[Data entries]
* begin *
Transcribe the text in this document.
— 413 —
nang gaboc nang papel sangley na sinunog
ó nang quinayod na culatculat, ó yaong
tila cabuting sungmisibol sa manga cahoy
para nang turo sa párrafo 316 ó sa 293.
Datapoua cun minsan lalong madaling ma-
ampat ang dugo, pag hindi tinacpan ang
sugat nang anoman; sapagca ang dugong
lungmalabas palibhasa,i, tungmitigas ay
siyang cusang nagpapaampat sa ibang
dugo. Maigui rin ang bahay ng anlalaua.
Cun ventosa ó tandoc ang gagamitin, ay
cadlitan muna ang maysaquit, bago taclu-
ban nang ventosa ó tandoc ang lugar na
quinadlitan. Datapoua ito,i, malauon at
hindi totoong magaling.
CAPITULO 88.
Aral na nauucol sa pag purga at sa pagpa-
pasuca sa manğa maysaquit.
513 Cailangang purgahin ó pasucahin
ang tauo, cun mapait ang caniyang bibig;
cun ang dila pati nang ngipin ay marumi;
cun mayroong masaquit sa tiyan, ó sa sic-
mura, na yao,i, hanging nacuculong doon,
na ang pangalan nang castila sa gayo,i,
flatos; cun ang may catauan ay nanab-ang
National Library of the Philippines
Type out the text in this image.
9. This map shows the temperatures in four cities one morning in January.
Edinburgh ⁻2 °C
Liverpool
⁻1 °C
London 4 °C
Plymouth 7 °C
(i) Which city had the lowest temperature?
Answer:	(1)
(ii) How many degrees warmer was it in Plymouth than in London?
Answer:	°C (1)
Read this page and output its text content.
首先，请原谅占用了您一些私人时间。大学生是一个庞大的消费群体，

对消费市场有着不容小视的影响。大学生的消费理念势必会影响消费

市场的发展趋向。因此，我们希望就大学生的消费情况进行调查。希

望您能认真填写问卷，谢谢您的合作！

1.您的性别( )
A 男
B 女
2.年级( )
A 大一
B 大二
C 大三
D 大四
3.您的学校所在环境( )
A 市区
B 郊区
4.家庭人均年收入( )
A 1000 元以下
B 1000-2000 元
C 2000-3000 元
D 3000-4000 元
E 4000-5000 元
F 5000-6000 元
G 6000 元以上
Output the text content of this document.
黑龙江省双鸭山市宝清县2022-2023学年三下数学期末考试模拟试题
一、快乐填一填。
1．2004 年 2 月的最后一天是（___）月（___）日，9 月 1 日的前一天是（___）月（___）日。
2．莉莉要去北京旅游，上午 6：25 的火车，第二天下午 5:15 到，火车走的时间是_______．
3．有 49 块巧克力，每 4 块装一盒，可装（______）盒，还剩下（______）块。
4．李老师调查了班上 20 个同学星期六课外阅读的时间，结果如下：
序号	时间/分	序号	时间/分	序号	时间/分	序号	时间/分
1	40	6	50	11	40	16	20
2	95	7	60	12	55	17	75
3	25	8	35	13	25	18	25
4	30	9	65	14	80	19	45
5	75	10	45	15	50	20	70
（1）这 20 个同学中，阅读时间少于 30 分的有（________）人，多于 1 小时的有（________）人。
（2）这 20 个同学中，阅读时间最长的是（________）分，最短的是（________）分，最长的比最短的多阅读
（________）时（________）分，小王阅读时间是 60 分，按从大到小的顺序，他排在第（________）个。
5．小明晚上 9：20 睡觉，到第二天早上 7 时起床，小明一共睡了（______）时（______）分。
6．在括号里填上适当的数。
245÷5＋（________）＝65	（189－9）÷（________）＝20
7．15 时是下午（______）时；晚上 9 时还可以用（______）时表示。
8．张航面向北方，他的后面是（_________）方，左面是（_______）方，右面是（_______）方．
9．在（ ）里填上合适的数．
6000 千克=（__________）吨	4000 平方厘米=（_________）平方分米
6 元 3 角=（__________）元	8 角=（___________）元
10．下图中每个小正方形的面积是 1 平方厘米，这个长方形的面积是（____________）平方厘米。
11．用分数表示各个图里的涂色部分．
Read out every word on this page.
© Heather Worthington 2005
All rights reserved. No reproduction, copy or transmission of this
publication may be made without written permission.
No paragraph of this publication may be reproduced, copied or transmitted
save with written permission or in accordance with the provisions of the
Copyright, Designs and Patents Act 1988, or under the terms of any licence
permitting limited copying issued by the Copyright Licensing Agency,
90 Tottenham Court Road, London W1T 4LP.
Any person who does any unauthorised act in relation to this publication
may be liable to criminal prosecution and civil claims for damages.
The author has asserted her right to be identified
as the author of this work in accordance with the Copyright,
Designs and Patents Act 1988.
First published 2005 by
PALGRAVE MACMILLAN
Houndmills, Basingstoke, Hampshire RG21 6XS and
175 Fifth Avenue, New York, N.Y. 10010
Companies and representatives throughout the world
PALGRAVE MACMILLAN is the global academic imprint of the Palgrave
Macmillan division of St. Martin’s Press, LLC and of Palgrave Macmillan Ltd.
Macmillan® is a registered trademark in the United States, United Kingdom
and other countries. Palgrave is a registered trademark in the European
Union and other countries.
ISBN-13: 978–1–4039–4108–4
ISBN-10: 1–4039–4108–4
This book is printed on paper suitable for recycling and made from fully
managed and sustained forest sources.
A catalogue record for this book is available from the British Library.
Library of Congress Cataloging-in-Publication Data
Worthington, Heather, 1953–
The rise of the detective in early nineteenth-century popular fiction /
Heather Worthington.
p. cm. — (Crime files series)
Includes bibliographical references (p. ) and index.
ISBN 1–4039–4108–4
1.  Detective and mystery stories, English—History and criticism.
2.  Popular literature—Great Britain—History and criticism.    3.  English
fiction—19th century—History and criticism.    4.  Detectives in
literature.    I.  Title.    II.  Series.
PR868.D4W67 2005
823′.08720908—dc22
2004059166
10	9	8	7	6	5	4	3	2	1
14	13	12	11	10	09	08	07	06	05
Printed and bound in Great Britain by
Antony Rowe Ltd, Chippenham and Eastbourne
* end *
■ Written instruction
Transcribe each entry precisely, missing none.

■ Worked answer
Transcribe the text in this document.
— 413 —
nang gaboc nang papel sangley na sinunog
ó nang quinayod na culatculat, ó yaong
tila cabuting sungmisibol sa manga cahoy
para nang turo sa párrafo 316 ó sa 293.
Datapoua cun minsan lalong madaling ma-
ampat ang dugo, pag hindi tinacpan ang
sugat nang anoman; sapagca ang dugong
lungmalabas palibhasa,i, tungmitigas ay
siyang cusang nagpapaampat sa ibang
dugo. Maigui rin ang bahay ng anlalaua.
Cun ventosa ó tandoc ang gagamitin, ay
cadlitan muna ang maysaquit, bago taclu-
ban nang ventosa ó tandoc ang lugar na
quinadlitan. Datapoua ito,i, malauon at
hindi totoong magaling.
CAPITULO 88.
Aral na nauucol sa pag purga at sa pagpa-
pasuca sa manğa maysaquit.
513 Cailangang purgahin ó pasucahin
ang tauo, cun mapait ang caniyang bibig;
cun ang dila pati nang ngipin ay marumi;
cun mayroong masaquit sa tiyan, ó sa sic-
mura, na yao,i, hanging nacuculong doon,
na ang pangalan nang castila sa gayo,i,
flatos; cun ang may catauan ay nanab-ang
National Library of the Philippines
Type out the text in this image.
9. This map shows the temperatures in four cities one morning in January.
Edinburgh ⁻2 °C
Liverpool
⁻1 °C
London 4 °C
Plymouth 7 °C
(i) Which city had the lowest temperature?
Answer:	(1)
(ii) How many degrees warmer was it in Plymouth than in London?
Answer:	°C (1)
Read this page and output its text content.
首先，请原谅占用了您一些私人时间。大学生是一个庞大的消费群体，

对消费市场有着不容小视的影响。大学生的消费理念势必会影响消费

市场的发展趋向。因此，我们希望就大学生的消费情况进行调查。希

望您能认真填写问卷，谢谢您的合作！

1.您的性别( )
A 男
B 女
2.年级( )
A 大一
B 大二
C 大三
D 大四
3.您的学校所在环境( )
A 市区
B 郊区
4.家庭人均年收入( )
A 1000 元以下
B 1000-2000 元
C 2000-3000 元
D 3000-4000 元
E 4000-5000 元
F 5000-6000 元
G 6000 元以上
Output the text content of this document.
黑龙江省双鸭山市宝清县2022-2023学年三下数学期末考试模拟试题
一、快乐填一填。
1．2004 年 2 月的最后一天是（___）月（___）日，9 月 1 日的前一天是（___）月（___）日。
2．莉莉要去北京旅游，上午 6：25 的火车，第二天下午 5:15 到，火车走的时间是_______．
3．有 49 块巧克力，每 4 块装一盒，可装（______）盒，还剩下（______）块。
4．李老师调查了班上 20 个同学星期六课外阅读的时间，结果如下：
序号	时间/分	序号	时间/分	序号	时间/分	序号	时间/分
1	40	6	50	11	40	16	20
2	95	7	60	12	55	17	75
3	25	8	35	13	25	18	25
4	30	9	65	14	80	19	45
5	75	10	45	15	50	20	70
（1）这 20 个同学中，阅读时间少于 30 分的有（________）人，多于 1 小时的有（________）人。
（2）这 20 个同学中，阅读时间最长的是（________）分，最短的是（________）分，最长的比最短的多阅读
（________）时（________）分，小王阅读时间是 60 分，按从大到小的顺序，他排在第（________）个。
5．小明晚上 9：20 睡觉，到第二天早上 7 时起床，小明一共睡了（______）时（______）分。
6．在括号里填上适当的数。
245÷5＋（________）＝65	（189－9）÷（________）＝20
7．15 时是下午（______）时；晚上 9 时还可以用（______）时表示。
8．张航面向北方，他的后面是（_________）方，左面是（_______）方，右面是（_______）方．
9．在（ ）里填上合适的数．
6000 千克=（__________）吨	4000 平方厘米=（_________）平方分米
6 元 3 角=（__________）元	8 角=（___________）元
10．下图中每个小正方形的面积是 1 平方厘米，这个长方形的面积是（____________）平方厘米。
11．用分数表示各个图里的涂色部分．
Read out every word on this page.
© Heather Worthington 2005
All rights reserved. No reproduction, copy or transmission of this
publication may be made without written permission.
No paragraph of this publication may be reproduced, copied or transmitted
save with written permission or in accordance with the provisions of the
Copyright, Designs and Patents Act 1988, or under the terms of any licence
permitting limited copying issued by the Copyright Licensing Agency,
90 Tottenham Court Road, London W1T 4LP.
Any person who does any unauthorised act in relation to this publication
may be liable to criminal prosecution and civil claims for damages.
The author has asserted her right to be identified
as the author of this work in accordance with the Copyright,
Designs and Patents Act 1988.
First published 2005 by
PALGRAVE MACMILLAN
Houndmills, Basingstoke, Hampshire RG21 6XS and
175 Fifth Avenue, New York, N.Y. 10010
Companies and representatives throughout the world
PALGRAVE MACMILLAN is the global academic imprint of the Palgrave
Macmillan division of St. Martin’s Press, LLC and of Palgrave Macmillan Ltd.
Macmillan® is a registered trademark in the United States, United Kingdom
and other countries. Palgrave is a registered trademark in the European
Union and other countries.
ISBN-13: 978–1–4039–4108–4
ISBN-10: 1–4039–4108–4
This book is printed on paper suitable for recycling and made from fully
managed and sustained forest sources.
A catalogue record for this book is available from the British Library.
Library of Congress Cataloging-in-Publication Data
Worthington, Heather, 1953–
The rise of the detective in early nineteenth-century popular fiction /
Heather Worthington.
p. cm. — (Crime files series)
Includes bibliographical references (p. ) and index.
ISBN 1–4039–4108–4
1.  Detective and mystery stories, English—History and criticism.
2.  Popular literature—Great Britain—History and criticism.    3.  English
fiction—19th century—History and criticism.    4.  Detectives in
literature.    I.  Title.    II.  Series.
PR868.D4W67 2005
823′.08720908—dc22
2004059166
10	9	8	7	6	5	4	3	2	1
14	13	12	11	10	09	08	07	06	05
Printed and bound in Great Britain by
Antony Rowe Ltd, Chippenham and Eastbourne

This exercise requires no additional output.